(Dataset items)
==============================

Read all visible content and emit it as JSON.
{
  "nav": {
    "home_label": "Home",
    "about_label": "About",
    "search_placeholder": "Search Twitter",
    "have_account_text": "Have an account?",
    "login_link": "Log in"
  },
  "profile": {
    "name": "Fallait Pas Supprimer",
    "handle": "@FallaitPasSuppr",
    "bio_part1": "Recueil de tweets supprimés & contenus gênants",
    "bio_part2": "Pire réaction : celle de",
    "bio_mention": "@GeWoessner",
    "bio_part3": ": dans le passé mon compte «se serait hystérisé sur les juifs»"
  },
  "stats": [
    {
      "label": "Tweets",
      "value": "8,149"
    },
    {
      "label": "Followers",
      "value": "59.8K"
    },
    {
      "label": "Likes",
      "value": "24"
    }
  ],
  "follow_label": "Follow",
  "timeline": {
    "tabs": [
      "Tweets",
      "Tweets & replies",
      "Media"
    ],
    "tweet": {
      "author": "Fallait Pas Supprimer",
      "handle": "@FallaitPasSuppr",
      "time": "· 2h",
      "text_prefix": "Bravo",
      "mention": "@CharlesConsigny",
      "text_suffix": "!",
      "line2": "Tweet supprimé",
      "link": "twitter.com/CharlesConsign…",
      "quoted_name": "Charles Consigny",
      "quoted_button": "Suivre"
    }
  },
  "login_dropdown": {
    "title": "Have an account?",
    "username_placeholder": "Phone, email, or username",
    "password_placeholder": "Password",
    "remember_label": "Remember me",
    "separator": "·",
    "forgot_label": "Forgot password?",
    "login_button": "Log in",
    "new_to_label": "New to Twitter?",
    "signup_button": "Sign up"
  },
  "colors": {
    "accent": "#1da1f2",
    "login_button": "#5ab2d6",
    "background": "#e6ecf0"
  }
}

==============================

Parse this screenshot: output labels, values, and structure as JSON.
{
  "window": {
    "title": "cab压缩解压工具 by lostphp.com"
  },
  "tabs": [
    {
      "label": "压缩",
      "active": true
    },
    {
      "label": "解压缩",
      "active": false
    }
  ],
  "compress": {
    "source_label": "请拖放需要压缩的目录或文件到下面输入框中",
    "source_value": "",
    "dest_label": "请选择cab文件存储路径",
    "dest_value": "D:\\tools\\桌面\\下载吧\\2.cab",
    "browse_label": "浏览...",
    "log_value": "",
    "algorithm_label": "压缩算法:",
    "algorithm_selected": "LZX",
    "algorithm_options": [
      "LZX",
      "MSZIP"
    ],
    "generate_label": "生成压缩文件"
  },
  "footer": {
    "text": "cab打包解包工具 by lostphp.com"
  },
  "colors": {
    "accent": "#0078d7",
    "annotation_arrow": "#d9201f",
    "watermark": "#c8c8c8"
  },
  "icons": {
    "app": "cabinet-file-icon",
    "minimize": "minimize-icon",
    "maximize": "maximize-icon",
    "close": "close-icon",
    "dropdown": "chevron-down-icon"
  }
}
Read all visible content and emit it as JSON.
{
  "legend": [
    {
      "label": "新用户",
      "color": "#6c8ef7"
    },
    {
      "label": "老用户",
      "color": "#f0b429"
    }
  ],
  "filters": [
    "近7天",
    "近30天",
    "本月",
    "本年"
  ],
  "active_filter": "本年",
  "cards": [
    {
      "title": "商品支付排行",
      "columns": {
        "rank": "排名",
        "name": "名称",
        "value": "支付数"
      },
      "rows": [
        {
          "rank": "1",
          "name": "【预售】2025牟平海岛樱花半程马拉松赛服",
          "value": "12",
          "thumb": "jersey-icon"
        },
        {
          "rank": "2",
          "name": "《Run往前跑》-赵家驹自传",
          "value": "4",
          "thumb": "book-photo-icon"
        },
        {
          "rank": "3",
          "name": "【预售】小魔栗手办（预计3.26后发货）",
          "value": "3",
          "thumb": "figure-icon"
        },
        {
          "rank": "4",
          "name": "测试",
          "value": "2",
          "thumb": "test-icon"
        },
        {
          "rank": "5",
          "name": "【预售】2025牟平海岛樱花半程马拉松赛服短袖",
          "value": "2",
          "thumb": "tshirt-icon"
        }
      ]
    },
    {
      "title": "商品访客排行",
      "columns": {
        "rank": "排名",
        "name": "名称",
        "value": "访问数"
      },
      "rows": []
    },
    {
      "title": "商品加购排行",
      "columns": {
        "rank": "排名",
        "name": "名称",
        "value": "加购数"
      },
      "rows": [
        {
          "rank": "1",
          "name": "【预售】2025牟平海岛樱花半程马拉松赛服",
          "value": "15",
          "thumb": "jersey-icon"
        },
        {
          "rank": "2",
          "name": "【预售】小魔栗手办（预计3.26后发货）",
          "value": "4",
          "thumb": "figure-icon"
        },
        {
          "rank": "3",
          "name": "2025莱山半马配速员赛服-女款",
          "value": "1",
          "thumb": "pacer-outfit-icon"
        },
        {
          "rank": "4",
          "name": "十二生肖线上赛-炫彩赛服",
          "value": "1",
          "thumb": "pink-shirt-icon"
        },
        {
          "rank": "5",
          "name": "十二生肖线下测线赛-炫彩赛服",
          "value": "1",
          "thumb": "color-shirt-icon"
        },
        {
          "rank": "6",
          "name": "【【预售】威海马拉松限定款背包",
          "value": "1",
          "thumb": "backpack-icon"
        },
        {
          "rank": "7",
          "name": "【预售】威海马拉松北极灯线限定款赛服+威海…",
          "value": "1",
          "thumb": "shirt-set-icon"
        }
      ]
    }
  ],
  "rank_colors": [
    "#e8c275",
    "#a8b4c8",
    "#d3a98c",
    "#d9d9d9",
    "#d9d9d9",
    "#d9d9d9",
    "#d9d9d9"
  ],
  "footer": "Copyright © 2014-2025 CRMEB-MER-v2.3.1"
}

==============================

== Exercise description ==
Pull out the lines above in which the word "title" appears.

== The answer ==
    "title": "Have an account?",
    "title": "cab压缩解压工具 by lostphp.com"
      "title": "商品支付排行",
      "title": "商品访客排行",
      "title": "商品加购排行",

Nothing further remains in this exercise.